→ **Written instruction**: Determine how many lines in the data below contain "prefix" and write only that number.

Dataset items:

=-=-=-=-=

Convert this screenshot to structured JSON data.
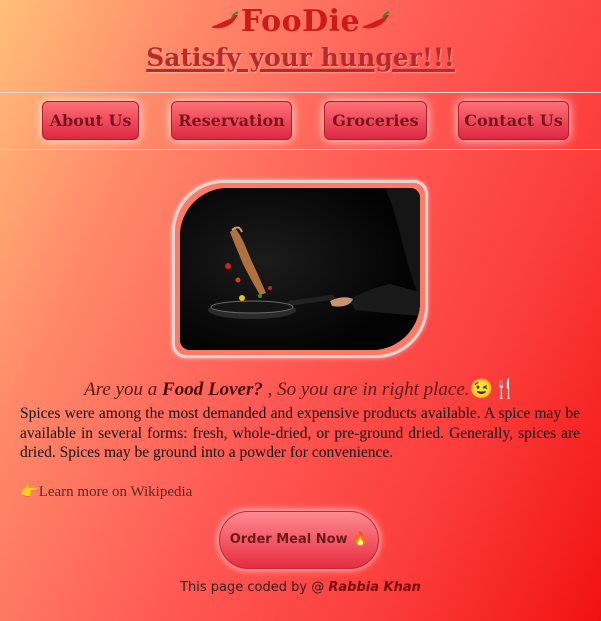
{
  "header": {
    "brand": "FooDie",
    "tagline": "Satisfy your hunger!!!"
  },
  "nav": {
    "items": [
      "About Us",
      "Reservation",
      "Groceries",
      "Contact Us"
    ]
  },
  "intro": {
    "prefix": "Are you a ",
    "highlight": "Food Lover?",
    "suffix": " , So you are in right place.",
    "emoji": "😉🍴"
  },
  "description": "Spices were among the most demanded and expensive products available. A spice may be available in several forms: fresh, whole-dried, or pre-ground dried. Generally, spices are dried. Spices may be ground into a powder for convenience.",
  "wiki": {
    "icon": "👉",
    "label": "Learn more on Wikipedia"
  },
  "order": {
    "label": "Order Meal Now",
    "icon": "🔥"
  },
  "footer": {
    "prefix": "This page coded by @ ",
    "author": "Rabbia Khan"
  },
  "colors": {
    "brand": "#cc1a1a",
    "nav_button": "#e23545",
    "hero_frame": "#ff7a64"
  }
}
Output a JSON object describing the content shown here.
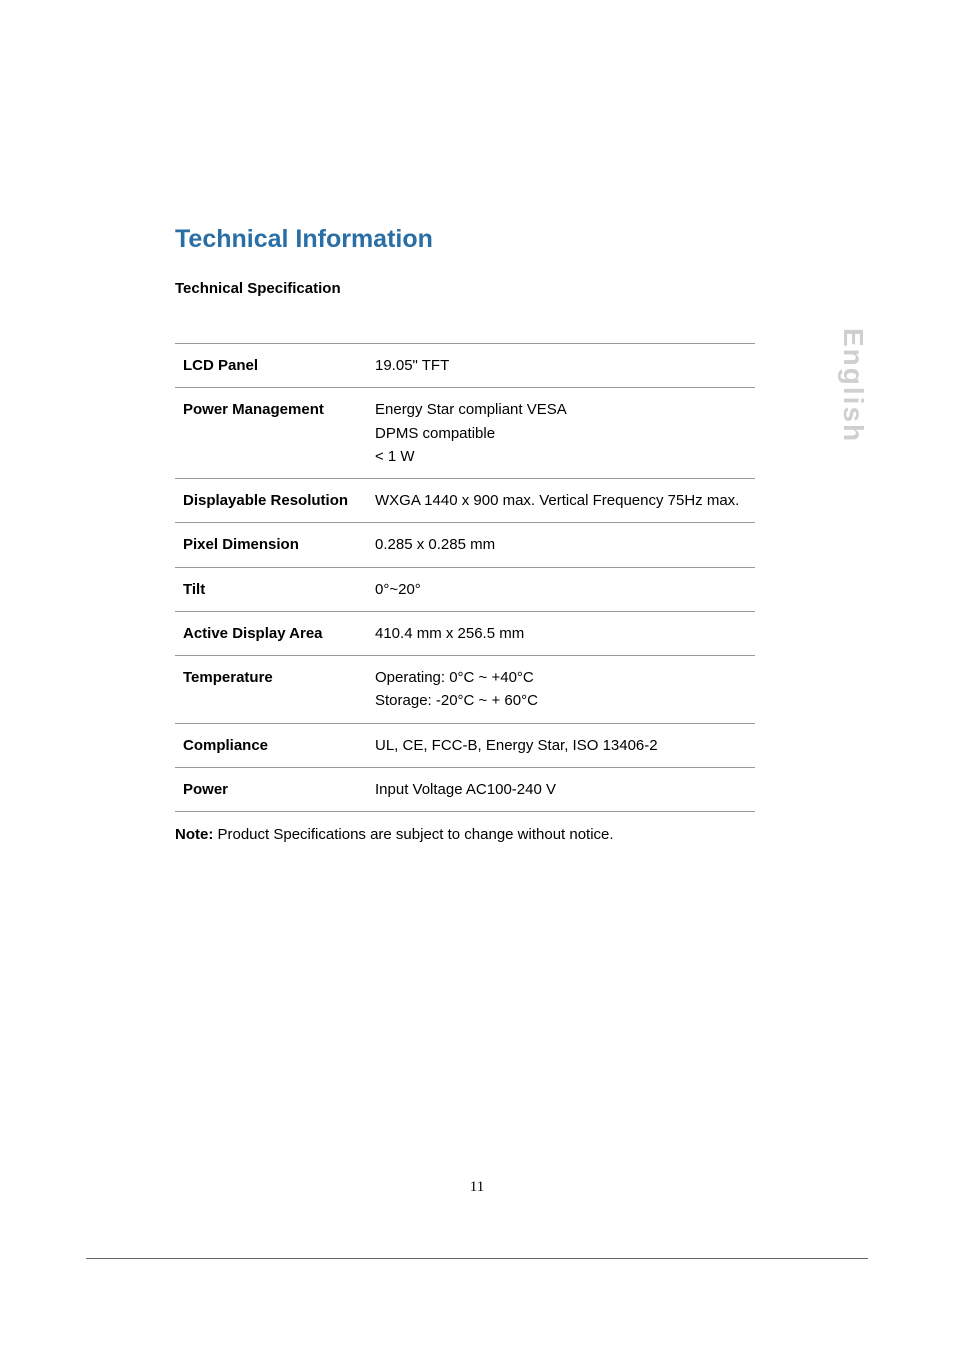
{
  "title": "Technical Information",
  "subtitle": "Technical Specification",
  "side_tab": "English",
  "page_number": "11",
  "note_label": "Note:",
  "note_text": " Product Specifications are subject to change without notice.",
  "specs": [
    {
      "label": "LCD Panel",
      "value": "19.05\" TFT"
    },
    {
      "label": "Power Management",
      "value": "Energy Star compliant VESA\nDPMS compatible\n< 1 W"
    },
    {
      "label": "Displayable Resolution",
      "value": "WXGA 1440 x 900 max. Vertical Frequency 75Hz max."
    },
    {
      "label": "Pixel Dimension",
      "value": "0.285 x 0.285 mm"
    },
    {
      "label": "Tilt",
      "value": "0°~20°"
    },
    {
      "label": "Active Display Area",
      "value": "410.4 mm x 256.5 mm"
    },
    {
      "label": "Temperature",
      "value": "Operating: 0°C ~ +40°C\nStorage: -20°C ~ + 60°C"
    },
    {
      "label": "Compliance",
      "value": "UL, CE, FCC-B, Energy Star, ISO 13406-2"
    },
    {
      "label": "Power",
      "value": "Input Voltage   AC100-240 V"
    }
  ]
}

=-=-=-=-=

→ **Exercise result**: 2